* [Assignment]
List every specific kind of oil named in the soapmaking forum thread below.

Thank you everyone for the timely replies! This is an awesome forum.

Per the great advice, I will decrease the castor and increase the olive oil when I make more soap this weekend.

Thank you also for the info about superfatting. I took a class and we added oil in at trace however that recipe was quite different including the oil at the end. The seasoned instructor was likely knowledgeable enough to know what would end up in the final product.

I used a 5% superfat lye calculation so I'm hoping some of the kukui nut oil ended up remaining. My small week-old test blob, even though it didn't lather much, left my skin silky. I'm optimistic!:)

Thank you again and best wishes to all.
 
I will ditto what the other ladies have said. You can't choose the oil to super fat, just the percentage. This was a long believed soap myth that many people still believe. But if you look at the science...
 
Kohalatic said:
Thank you everyone for the timely replies! This is an awesome forum.

You're welcome. :)

Kohalatic said:
The seasoned instructor was likely knowledgeable enough to know what would end up in the final product.

As seasoned as your instructor may have been (I'm in no way dissing your instructor), but it's very possible that she might not know of Dr. Dunn's findings. Even my second most favorite soapmaking book, which I love for so many reasons and recommend to many: "The Everything Soapmaking Book", the author (quite unwittingly, I'm sure) promotes the superfatting myth. It's just one of those things that's been passed down from soaper to soaper for no other reason than it really seems to make logical sense, and it sticks like glue (old myths die hard), but when Dr. Kevin Dunn (a chemistry professor and soapmaker) actually put the theory to the test in his lab, it turns out that the theory doesn't hold up in reality.

If you don't have Dr. Dunn's book, you can read his findings here:

http://cavemanchemistry.com/LyeDiscount-Dunn.pdf

IrishLass :)
 
Does a '5% superfat discount' (if I'm saying it right) in the calculators mean that the lye runs out when there is still 5% of the oil left? If not, what does it mean?

We've almost beat the superfat horse to death...I really have a super fat horse which is why I thought of it.:)
 
yes, that's what it means - kind of.

what you wrote is TECHNICALLY called discounting the lye (a lye discount) 5%. TECHNICALLY superfatting means adding an additional dose of fat.

but we use them interchangeably, so close enough.
 
Thank you everyone for the timely replies! This is an awesome forum.

Per the great advice, I will decrease the castor and increase the olive oil when I make more soap this weekend.

Thank you also for the info about superfatting. I took a class and we added oil in at trace however that recipe was quite different including the oil at the end. The seasoned instructor was likely knowledgeable enough to know what would end up in the final product.

I used a 5% superfat lye calculation so I'm hoping some of the kukui nut oil ended up remaining. My small week-old test blob, even though it didn't lather much, left my skin silky. I'm optimistic!:)

Thank you again and best wishes to all.


Answer:
The higher the super fat content, the higher the curing time and I suspect more so if you have higher than the recommended amount of castor oil in your soap. This has happened to me before where I thought my soap would not make bubbles. But after 3 months of curing I ended up with a hard, conditioning lathersome bar better than I had made before. Unfortunately I couldn't reproduce exactly what I had done because I threw the recipe away. Always keep your recipes and notes.
 
Answer:
The higher the super fat content, the higher the curing time and I suspect more so if you have higher than the recommended amount of castor oil in your soap. This has happened to me before where I thought my soap would not make bubbles. But after 3 months of curing I ended up with a hard, conditioning lathersome bar better than I had made before. Unfortunately I couldn't reproduce exactly what I had done because I threw the recipe away. Always keep your recipes and notes.

This person to whom you replied to hasn't been here for a year and a half, so probably won't see this. You are on a thread that is from 2011, so you might want to start a new thread and link back to this one.

* [Given information]
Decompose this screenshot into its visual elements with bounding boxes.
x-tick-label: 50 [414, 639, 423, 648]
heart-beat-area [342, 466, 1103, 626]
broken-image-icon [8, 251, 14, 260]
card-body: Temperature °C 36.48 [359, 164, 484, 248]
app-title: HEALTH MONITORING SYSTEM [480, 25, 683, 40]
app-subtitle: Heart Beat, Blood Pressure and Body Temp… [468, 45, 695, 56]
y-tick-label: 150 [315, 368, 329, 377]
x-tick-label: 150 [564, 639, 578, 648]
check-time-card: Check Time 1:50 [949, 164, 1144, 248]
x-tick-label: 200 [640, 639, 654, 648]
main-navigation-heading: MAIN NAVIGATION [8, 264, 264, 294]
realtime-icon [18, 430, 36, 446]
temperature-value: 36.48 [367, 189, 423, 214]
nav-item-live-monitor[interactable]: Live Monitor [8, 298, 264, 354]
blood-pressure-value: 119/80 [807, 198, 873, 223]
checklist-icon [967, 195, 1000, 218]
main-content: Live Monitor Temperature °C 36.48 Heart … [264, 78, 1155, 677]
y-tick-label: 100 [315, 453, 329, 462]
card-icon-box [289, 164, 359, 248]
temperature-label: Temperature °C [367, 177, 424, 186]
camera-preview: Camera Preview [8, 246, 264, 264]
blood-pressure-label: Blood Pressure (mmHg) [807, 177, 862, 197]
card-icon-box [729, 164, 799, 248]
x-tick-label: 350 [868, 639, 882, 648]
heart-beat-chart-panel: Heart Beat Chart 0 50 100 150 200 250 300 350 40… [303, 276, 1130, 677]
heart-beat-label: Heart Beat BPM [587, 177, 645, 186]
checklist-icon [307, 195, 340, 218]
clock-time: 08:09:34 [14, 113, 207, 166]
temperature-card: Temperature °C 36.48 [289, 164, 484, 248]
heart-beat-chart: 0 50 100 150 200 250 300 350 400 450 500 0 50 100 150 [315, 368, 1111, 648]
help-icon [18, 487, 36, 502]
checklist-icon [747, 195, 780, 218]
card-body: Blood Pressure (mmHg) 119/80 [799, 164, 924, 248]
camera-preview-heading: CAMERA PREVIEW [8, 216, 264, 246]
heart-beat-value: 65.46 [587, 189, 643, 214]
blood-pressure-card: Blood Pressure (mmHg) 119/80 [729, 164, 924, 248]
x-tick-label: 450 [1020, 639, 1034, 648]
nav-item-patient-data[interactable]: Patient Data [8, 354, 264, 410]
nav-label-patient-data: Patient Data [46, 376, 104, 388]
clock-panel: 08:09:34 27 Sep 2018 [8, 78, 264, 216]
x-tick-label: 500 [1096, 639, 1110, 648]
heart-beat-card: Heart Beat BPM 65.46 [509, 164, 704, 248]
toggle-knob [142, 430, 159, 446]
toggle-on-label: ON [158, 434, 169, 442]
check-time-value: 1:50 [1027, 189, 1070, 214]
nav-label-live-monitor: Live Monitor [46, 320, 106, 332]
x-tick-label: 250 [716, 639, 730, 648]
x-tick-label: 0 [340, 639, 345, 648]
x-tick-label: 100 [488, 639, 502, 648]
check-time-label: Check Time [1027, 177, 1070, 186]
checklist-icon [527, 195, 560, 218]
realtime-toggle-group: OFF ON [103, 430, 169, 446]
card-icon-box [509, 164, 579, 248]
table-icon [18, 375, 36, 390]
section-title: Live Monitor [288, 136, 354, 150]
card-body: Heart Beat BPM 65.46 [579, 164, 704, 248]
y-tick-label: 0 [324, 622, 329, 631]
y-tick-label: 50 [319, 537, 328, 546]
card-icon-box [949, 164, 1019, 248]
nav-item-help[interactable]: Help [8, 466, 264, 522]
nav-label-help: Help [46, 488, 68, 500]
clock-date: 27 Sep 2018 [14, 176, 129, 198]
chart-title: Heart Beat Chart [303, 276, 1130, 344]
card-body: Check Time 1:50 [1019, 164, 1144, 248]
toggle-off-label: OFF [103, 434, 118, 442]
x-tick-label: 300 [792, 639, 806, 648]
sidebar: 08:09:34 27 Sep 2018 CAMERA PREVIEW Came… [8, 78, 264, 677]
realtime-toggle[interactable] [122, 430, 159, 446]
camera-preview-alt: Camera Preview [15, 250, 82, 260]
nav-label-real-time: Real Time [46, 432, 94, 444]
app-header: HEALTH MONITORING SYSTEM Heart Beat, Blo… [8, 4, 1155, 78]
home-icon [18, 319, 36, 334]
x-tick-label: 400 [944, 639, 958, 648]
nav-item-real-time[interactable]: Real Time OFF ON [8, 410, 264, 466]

* [Expected answer]
Castor oil, olive oil, kukui nut oil